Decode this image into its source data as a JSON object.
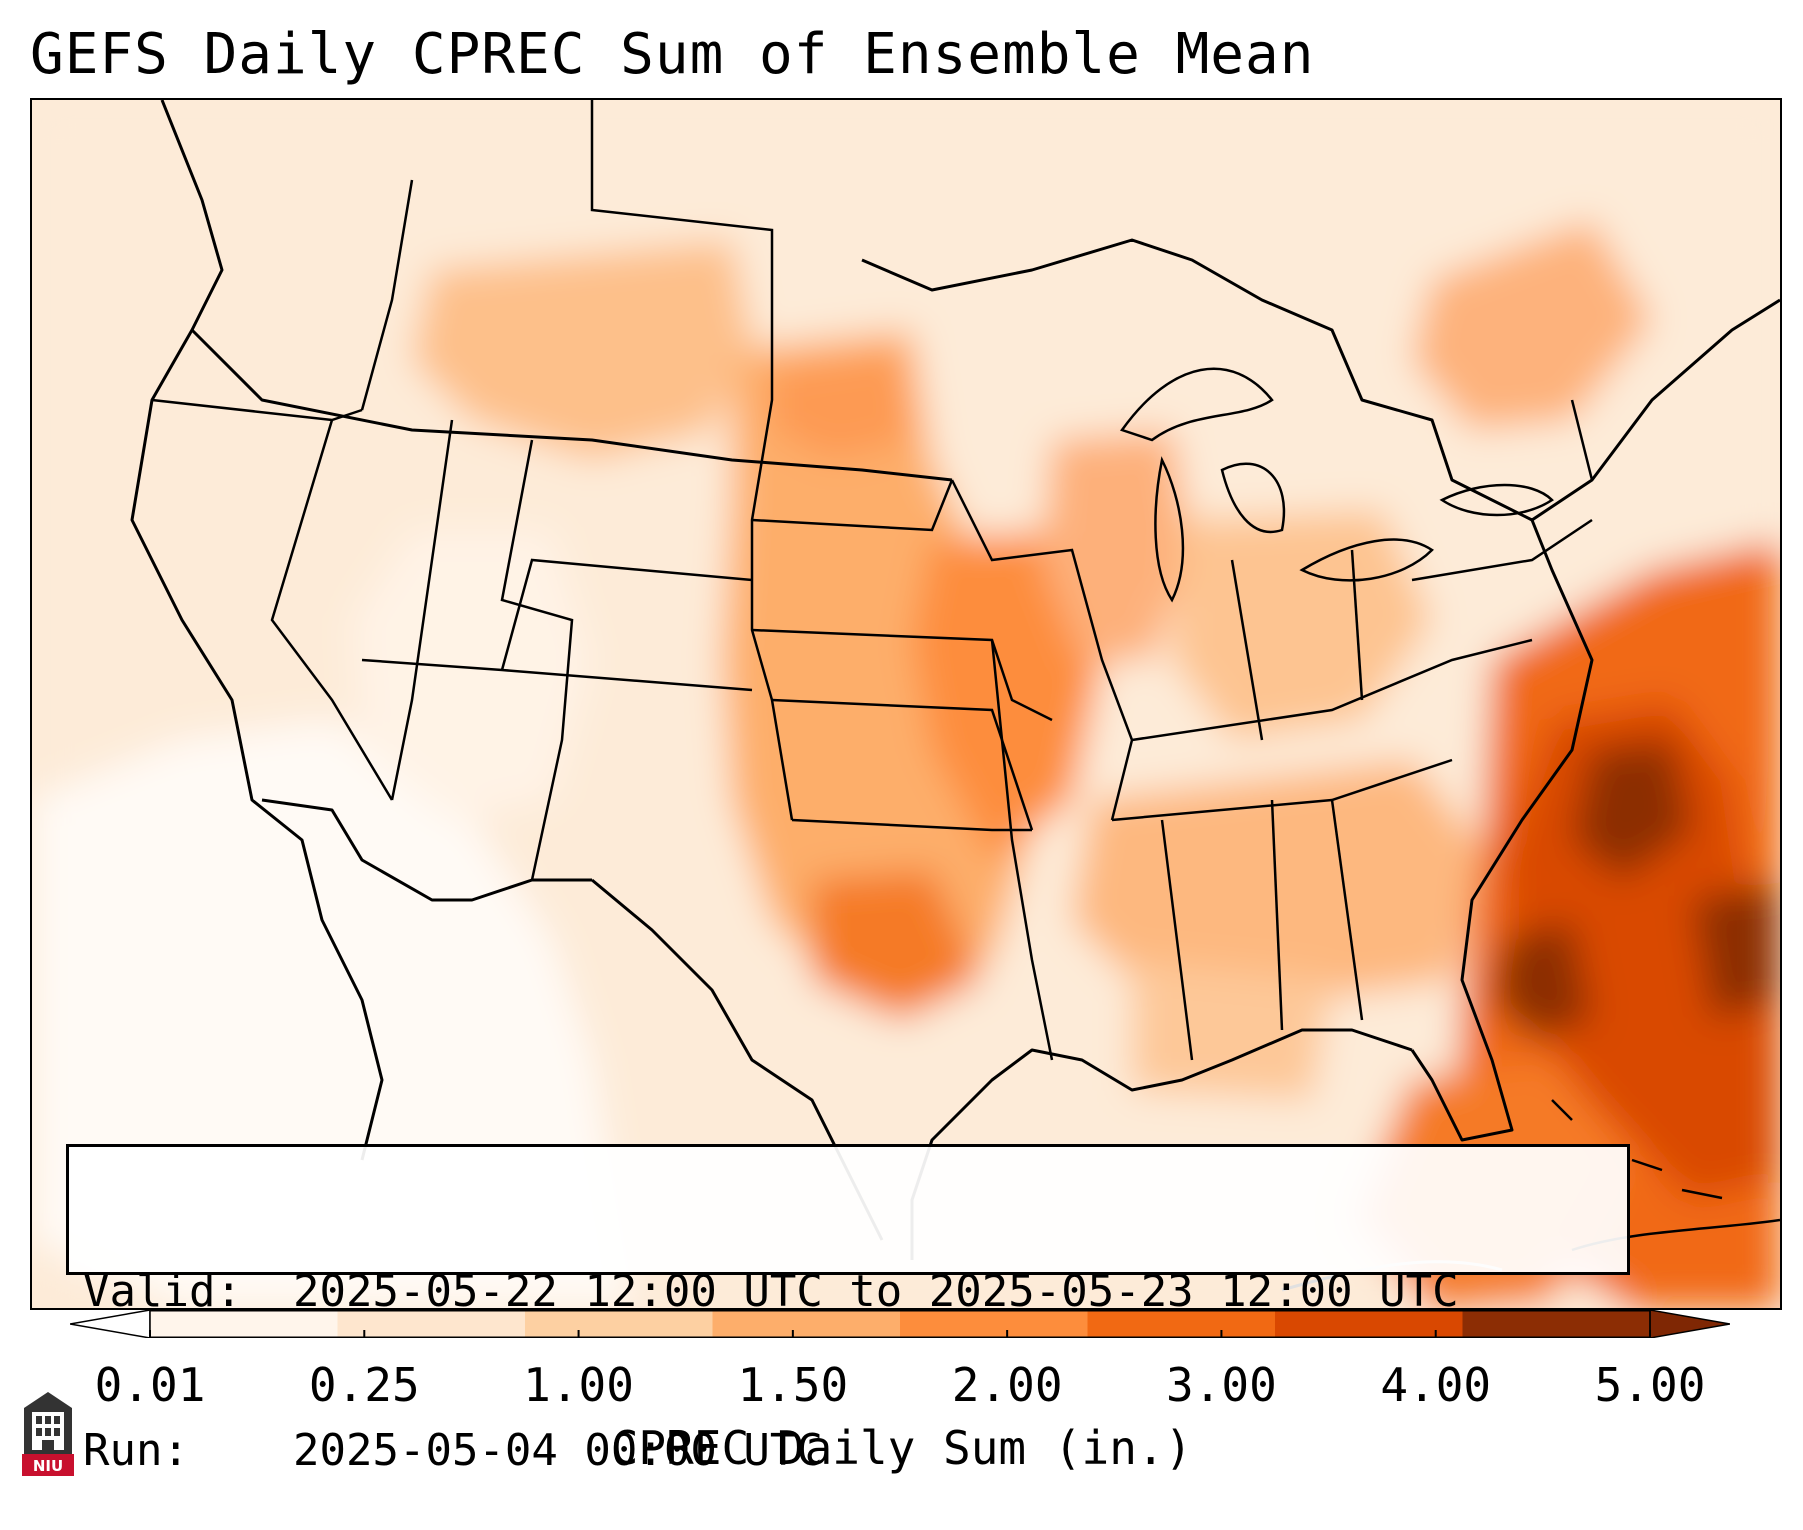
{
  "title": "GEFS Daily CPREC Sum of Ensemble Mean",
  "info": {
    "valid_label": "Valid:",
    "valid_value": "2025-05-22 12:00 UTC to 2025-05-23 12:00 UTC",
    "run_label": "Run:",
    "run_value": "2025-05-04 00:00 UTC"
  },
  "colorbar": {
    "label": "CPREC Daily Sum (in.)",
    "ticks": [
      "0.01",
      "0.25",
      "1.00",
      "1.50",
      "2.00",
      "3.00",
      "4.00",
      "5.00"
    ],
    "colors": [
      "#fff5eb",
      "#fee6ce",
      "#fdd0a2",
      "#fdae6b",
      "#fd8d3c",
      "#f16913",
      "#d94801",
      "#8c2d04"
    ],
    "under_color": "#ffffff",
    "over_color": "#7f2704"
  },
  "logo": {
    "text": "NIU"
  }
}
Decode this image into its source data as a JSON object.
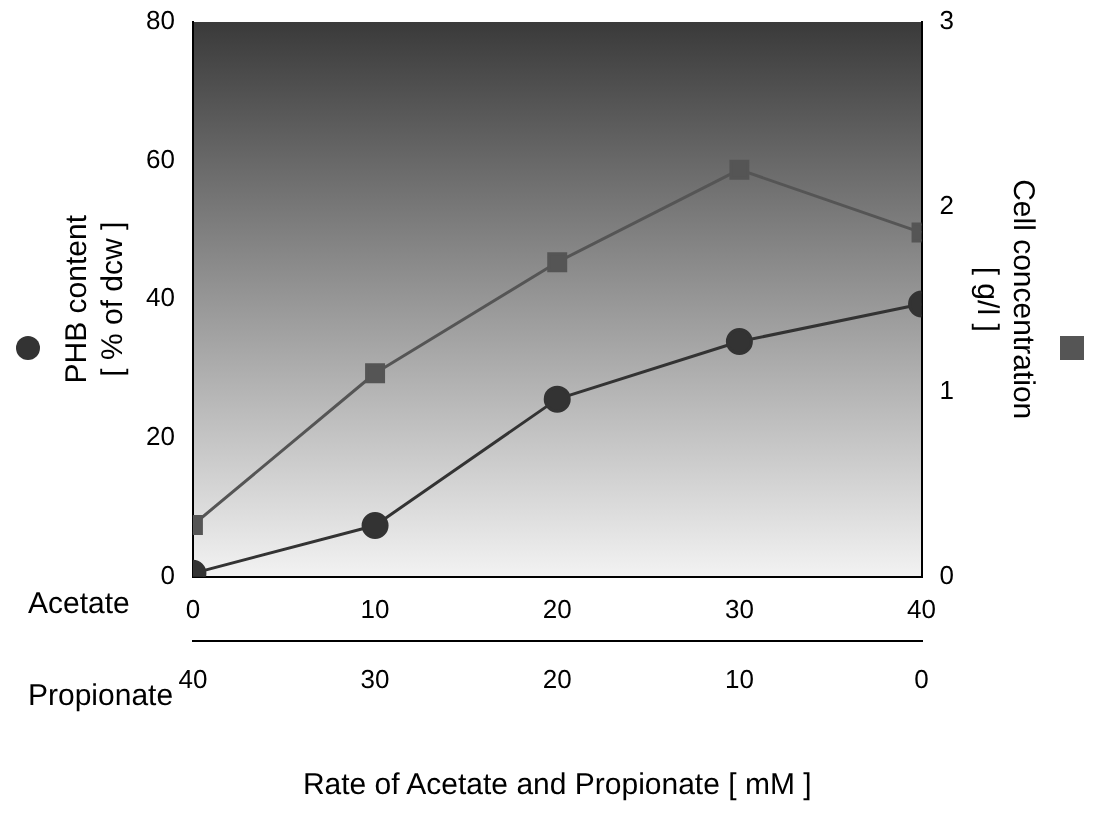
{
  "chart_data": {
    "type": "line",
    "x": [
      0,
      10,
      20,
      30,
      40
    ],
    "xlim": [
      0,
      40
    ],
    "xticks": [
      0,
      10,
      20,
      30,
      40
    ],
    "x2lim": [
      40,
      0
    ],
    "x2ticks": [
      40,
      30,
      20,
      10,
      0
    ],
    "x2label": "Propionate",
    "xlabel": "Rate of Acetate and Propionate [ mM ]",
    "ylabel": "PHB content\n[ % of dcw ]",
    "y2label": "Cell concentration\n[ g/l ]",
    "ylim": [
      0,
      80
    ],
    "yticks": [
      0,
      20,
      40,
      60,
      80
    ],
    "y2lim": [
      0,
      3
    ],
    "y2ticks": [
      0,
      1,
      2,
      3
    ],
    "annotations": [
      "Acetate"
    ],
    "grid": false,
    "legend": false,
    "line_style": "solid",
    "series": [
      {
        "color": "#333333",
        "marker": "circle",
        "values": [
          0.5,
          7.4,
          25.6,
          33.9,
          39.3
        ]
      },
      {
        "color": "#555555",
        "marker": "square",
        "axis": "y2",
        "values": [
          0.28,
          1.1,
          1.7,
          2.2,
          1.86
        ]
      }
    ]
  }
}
◇ ◇ ◇
* What is needed:
Leave the pictures out, and transcribe each of the records exactly.

* Expected answer:
Decode this image into its source data as a JSON object.
{
  "title": "GEFS Daily CPREC Sum of Ensemble Mean",
  "info": {
    "valid_label": "Valid:",
    "valid_value": "2025-05-22 12:00 UTC to 2025-05-23 12:00 UTC",
    "run_label": "Run:",
    "run_value": "2025-05-04 00:00 UTC"
  },
  "colorbar": {
    "label": "CPREC Daily Sum (in.)",
    "ticks": [
      "0.01",
      "0.25",
      "1.00",
      "1.50",
      "2.00",
      "3.00",
      "4.00",
      "5.00"
    ],
    "colors": [
      "#fff5eb",
      "#fee6ce",
      "#fdd0a2",
      "#fdae6b",
      "#fd8d3c",
      "#f16913",
      "#d94801",
      "#8c2d04"
    ],
    "under_color": "#ffffff",
    "over_color": "#7f2704"
  },
  "logo": {
    "text": "NIU"
  }
}
Decode this image into its source data as a JSON object.
{
  "chart_data": {
    "type": "line",
    "x": [
      0,
      10,
      20,
      30,
      40
    ],
    "xlim": [
      0,
      40
    ],
    "xticks": [
      0,
      10,
      20,
      30,
      40
    ],
    "x2lim": [
      40,
      0
    ],
    "x2ticks": [
      40,
      30,
      20,
      10,
      0
    ],
    "x2label": "Propionate",
    "xlabel": "Rate of Acetate and Propionate [ mM ]",
    "ylabel": "PHB content\n[ % of dcw ]",
    "y2label": "Cell concentration\n[ g/l ]",
    "ylim": [
      0,
      80
    ],
    "yticks": [
      0,
      20,
      40,
      60,
      80
    ],
    "y2lim": [
      0,
      3
    ],
    "y2ticks": [
      0,
      1,
      2,
      3
    ],
    "annotations": [
      "Acetate"
    ],
    "grid": false,
    "legend": false,
    "line_style": "solid",
    "series": [
      {
        "color": "#333333",
        "marker": "circle",
        "values": [
          0.5,
          7.4,
          25.6,
          33.9,
          39.3
        ]
      },
      {
        "color": "#555555",
        "marker": "square",
        "axis": "y2",
        "values": [
          0.28,
          1.1,
          1.7,
          2.2,
          1.86
        ]
      }
    ]
  }
}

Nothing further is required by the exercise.